• Your objective: Tell how many lines in the data below include the word "JSON". The answer is the number only.

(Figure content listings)

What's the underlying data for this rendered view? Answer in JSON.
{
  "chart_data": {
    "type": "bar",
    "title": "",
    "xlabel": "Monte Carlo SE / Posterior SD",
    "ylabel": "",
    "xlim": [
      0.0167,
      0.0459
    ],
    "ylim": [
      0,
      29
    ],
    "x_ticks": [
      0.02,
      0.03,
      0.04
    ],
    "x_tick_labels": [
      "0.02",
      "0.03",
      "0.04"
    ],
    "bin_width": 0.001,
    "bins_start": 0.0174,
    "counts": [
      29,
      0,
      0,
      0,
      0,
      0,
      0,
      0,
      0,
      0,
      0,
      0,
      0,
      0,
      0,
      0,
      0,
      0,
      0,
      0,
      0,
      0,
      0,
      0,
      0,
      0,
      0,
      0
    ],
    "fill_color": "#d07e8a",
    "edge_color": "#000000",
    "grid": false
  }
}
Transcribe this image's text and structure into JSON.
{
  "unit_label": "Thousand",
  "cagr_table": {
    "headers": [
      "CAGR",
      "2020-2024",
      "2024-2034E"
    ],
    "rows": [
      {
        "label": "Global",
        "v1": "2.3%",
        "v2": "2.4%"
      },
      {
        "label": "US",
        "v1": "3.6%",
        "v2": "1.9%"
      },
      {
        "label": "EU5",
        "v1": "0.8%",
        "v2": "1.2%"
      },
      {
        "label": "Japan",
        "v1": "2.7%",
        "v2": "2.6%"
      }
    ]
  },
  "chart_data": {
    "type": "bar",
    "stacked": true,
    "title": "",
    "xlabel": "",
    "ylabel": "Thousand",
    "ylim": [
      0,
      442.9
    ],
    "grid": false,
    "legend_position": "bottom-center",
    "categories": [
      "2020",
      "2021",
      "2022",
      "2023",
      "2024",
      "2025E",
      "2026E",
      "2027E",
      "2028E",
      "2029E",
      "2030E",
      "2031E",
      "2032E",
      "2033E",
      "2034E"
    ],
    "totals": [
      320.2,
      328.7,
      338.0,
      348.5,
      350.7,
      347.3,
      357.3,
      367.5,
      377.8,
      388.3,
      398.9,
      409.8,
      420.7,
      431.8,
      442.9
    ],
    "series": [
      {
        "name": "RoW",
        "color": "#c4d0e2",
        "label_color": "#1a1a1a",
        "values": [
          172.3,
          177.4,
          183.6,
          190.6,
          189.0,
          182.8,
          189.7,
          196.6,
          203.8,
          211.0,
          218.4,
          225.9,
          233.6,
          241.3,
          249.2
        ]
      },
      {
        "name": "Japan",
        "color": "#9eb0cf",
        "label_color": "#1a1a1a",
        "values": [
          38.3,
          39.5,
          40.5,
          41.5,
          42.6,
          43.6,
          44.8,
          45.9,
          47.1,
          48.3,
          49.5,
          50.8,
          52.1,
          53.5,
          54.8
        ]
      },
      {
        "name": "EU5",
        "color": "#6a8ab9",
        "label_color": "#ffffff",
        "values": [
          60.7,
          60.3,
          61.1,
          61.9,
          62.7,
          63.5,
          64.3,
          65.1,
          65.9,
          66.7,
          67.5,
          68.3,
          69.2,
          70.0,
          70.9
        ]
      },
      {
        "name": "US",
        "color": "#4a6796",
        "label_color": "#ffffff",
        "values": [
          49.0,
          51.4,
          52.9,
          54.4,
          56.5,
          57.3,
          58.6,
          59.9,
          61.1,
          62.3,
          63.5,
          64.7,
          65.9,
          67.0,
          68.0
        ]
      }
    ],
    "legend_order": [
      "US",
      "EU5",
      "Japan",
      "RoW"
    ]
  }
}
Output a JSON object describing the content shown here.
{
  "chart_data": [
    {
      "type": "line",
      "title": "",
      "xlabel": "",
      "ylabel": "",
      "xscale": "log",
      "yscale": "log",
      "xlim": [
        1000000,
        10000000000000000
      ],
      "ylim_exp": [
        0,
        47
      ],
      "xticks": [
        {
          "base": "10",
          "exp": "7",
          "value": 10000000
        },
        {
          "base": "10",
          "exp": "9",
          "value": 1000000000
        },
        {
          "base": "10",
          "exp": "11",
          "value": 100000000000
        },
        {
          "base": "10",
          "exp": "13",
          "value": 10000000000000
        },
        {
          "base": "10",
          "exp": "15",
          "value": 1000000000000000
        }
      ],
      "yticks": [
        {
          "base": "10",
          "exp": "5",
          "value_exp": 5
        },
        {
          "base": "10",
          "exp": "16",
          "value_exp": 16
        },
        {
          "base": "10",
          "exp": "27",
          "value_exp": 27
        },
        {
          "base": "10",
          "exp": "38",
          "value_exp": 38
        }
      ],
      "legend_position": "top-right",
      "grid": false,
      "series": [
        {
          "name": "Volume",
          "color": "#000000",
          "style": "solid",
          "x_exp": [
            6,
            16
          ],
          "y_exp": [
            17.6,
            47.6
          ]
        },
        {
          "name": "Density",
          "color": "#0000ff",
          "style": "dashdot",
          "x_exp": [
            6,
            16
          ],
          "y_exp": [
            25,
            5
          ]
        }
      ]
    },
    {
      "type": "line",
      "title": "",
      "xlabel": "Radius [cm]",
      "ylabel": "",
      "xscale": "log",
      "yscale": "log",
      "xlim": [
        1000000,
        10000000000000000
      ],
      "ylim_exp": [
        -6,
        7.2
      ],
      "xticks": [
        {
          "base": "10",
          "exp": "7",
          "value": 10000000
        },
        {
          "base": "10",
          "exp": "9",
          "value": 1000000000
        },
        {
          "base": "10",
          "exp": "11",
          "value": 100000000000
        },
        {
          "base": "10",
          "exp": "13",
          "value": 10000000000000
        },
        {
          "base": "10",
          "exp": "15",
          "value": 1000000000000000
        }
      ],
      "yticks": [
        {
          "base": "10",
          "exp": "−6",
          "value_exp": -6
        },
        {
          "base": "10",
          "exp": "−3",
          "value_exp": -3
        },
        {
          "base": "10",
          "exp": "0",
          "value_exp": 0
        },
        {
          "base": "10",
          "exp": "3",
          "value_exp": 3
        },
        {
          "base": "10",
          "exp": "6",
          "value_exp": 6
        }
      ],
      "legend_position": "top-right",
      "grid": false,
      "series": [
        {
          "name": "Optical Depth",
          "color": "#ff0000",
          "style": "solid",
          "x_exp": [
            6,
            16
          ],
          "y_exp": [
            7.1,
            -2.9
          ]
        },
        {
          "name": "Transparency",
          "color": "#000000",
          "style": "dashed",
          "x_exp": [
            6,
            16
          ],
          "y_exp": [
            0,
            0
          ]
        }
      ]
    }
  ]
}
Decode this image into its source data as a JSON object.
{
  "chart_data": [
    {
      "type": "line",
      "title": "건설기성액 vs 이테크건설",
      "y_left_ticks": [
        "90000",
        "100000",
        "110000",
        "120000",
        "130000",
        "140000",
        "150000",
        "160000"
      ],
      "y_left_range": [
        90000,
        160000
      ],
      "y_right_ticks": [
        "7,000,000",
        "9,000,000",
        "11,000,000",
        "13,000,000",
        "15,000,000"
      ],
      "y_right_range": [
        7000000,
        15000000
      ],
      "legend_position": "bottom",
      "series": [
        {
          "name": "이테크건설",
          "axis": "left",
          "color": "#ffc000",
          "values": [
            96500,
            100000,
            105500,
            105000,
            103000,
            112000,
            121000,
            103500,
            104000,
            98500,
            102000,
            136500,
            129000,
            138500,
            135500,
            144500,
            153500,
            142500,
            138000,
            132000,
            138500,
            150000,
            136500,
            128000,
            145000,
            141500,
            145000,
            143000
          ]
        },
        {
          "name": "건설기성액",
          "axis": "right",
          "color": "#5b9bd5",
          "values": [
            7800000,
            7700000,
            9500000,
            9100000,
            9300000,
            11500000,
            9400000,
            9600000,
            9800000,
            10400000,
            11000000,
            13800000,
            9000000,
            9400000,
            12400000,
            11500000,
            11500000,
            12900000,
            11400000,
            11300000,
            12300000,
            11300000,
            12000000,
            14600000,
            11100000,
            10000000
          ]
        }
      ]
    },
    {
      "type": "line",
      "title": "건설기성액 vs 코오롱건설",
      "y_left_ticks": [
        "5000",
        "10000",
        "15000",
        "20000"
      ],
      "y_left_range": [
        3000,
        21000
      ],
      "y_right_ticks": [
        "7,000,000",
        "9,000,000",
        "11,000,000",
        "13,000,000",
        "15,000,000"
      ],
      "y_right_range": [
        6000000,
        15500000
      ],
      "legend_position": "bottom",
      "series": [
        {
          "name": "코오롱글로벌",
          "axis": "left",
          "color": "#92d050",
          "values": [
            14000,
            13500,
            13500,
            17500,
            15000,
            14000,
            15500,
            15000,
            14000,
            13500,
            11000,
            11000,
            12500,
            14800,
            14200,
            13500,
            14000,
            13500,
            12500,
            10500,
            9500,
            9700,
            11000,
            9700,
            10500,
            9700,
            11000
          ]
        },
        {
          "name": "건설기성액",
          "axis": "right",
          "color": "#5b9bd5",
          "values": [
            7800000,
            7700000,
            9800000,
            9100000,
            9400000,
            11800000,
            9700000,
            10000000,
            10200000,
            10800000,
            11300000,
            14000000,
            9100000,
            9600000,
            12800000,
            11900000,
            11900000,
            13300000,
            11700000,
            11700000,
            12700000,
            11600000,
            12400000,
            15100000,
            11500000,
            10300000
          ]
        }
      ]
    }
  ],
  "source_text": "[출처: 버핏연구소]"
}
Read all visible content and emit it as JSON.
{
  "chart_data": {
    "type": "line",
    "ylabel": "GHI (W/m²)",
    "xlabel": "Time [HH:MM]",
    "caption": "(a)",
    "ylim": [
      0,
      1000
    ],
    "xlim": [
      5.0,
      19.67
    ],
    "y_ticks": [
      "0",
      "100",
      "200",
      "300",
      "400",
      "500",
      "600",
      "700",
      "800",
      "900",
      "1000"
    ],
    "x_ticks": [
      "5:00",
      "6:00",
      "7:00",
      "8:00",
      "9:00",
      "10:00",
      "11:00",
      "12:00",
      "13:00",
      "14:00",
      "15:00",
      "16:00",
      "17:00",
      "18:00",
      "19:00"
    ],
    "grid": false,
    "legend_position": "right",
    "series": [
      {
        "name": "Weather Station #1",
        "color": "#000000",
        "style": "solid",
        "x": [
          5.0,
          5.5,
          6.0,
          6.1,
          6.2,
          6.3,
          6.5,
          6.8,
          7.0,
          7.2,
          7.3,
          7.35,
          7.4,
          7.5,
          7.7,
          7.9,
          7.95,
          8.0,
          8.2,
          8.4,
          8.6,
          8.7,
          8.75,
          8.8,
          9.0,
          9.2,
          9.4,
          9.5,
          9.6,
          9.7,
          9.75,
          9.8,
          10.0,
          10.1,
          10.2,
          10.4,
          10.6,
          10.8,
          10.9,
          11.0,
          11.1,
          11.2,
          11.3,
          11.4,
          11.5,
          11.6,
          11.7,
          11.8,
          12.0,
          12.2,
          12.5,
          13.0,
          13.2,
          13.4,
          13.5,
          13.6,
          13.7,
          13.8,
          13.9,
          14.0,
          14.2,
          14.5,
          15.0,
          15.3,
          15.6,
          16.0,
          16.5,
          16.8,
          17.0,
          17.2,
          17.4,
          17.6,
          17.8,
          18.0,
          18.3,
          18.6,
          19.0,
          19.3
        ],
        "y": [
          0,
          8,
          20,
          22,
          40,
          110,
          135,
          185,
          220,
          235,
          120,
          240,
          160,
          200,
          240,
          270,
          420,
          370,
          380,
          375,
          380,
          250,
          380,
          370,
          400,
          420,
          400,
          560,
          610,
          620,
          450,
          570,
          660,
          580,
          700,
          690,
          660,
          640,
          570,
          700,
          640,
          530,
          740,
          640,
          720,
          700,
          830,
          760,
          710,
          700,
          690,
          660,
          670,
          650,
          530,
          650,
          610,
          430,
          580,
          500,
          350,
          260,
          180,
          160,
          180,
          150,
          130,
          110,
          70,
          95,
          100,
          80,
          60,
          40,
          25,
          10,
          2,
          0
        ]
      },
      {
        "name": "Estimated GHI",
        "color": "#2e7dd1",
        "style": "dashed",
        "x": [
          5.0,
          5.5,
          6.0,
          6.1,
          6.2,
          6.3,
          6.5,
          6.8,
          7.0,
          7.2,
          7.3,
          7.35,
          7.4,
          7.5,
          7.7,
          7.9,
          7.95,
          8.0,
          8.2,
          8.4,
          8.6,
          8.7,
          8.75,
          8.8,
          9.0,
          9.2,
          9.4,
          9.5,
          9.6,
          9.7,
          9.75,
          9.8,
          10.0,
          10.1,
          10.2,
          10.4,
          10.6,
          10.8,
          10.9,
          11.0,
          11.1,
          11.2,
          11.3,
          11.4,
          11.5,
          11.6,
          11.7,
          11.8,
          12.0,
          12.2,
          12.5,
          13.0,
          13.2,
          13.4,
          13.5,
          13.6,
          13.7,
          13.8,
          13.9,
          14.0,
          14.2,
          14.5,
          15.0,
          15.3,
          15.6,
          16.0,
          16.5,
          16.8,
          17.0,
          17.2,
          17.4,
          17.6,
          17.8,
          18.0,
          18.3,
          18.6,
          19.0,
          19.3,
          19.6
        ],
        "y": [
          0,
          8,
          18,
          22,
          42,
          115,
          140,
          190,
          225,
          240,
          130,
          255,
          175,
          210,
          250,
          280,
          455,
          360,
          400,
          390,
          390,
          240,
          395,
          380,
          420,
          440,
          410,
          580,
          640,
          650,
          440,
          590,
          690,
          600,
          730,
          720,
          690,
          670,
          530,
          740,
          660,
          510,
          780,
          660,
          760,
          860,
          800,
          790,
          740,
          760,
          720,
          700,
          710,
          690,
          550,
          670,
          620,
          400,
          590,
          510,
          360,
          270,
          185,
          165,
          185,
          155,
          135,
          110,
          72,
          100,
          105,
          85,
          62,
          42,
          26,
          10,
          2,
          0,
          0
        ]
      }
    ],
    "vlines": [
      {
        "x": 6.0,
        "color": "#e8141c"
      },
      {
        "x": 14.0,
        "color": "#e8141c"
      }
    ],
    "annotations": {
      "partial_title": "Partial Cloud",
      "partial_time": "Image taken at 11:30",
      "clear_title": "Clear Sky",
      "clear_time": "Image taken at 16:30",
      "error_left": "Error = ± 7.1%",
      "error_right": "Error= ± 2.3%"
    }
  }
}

• Complete response: 5